(Task details): All entries are to be given again verbatim.

(Extracted material):
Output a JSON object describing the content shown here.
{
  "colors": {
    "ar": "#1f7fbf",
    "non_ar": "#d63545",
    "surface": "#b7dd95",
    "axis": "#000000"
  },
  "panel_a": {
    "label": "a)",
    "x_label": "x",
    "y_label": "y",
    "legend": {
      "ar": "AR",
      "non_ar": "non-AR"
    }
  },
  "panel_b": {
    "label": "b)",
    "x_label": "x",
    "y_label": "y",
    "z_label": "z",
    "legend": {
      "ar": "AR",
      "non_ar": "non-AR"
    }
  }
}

(Solution for this problem):
Output a JSON object describing the content shown here.
{
  "colors": {
    "ar": "#1f7fbf",
    "non_ar": "#d63545",
    "surface": "#b7dd95",
    "axis": "#000000"
  },
  "panel_a": {
    "label": "a)",
    "x_label": "x",
    "y_label": "y",
    "legend": {
      "ar": "AR",
      "non_ar": "non-AR"
    }
  },
  "panel_b": {
    "label": "b)",
    "x_label": "x",
    "y_label": "y",
    "z_label": "z",
    "legend": {
      "ar": "AR",
      "non_ar": "non-AR"
    }
  }
}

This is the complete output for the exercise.